**Extract to read**
╔══

I often find it hard to convince environmentalists that I really am a rail buff who likes dense, walkable development, and the planet.  If that's so, they ask, why do I spend so much time harping on the problems with high speed rail?

My answer is that I wouldn't harp on the problems if the advocates of high speed rail advocates wouldn't make such glaring mistakes.  Like, say, the Tampa-to-Orlando high speed rail project.  No matter how much you love trains, and the planet, I think you ought to be skeptical about projects like this.  A New York Times article makes it clear just how dimwitted the concept was:

The Tampa-to-Orlando route had obvious drawbacks: It would have linked two cities that are virtually unnavigable without cars, and that are so close that the new train would have been little faster than driving. But the Obama administration chose it anyway because it was seen as the line that could be built first. Florida had already done much of the planning, gotten many of the necessary permits and owned most of the land that would be needed.

. . . Tampa and Orlando are only 84 miles apart, generally considered too close for high-speed rail to make sense. The train trip, with many stops along the way, would have shaved only around a half-hour off the drive. Since there are no commercial flights between the two cities, the new line would not have lured away fliers or freed up landing slots at the busy airports. And neither Tampa nor Orlando has many public transportation options. So the question arose: Could riders be persuaded to leave their cars behind and buy tickets to places where they would still probably need cars?

. . . The Department of Transportation did not have that many options. Only two states, Florida and California, were deemed far enough along in their planning to receive money for building actual bullet trains -- trains that can travel more than 150 miles an hour, on tracks of their own that are not shared with other trains.

╚══

**What you have to do**
Carry the high speed rail blog post forward from where it stops. The entries that come next are separate material and have nothing to do with the high speed rail text.

**Data**
╔══

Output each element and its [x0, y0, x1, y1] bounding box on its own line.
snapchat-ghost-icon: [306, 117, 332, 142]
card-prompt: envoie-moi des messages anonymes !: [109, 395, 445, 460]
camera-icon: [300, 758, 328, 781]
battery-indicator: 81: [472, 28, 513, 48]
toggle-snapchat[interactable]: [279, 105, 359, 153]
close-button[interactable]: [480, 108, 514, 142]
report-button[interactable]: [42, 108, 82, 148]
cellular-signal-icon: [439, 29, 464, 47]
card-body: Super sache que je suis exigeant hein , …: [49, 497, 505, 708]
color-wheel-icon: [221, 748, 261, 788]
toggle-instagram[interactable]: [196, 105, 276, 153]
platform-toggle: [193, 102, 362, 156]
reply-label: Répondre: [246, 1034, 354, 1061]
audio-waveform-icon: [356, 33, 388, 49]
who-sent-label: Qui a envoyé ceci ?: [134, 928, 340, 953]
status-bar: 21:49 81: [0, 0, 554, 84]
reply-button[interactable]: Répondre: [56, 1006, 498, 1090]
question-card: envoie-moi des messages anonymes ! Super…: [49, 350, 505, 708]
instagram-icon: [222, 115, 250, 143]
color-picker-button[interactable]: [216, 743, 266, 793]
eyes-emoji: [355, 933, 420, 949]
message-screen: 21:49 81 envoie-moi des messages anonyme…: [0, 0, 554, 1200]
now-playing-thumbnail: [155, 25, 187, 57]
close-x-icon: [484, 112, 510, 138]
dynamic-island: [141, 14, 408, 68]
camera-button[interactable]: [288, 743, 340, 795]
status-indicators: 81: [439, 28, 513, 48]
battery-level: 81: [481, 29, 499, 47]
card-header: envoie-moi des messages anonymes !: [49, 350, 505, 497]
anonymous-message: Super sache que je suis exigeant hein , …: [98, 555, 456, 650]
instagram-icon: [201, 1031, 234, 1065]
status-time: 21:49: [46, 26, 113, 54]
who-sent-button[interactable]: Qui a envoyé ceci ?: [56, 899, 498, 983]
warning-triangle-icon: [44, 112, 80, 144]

╚══

**Answer for this exercise**
So basically, the feds wanted to spend $2.6 billion, plus any cost overruns or operating costs, to put in a train for which there was no evident demand.  Why?  Because they didn't have any better options, and they wanted to build a train.  The California High Speed Rail project, following similarly sound reasoning, is going to start out in California's not-very-populous Central Valley, because . . . it's easier to get the right of way.  Never mind that there aren't any, like, passengers.

Building trains is an immensely costly enterprise--not just financially costly, but environmentally and personally costly, as people and habitats are uprooted, and metal is tortured into rails and switches and cars.  If you are going to install one, you should be reasonably certain that there will be people around with an interest in riding your train.  After all, a train running mostly empty emits a lot of carbon.

I am a fan of train projects when those projects start with a problem that might be solved by a train, and then work forward to the train.  The problem is that in America, those routes are difficult to build, because they're places where there's already a lot of stuff.  Rights of way are expensive and time-consuming to obtain, and the project is bound to be blocked by well-organized NIMBYs.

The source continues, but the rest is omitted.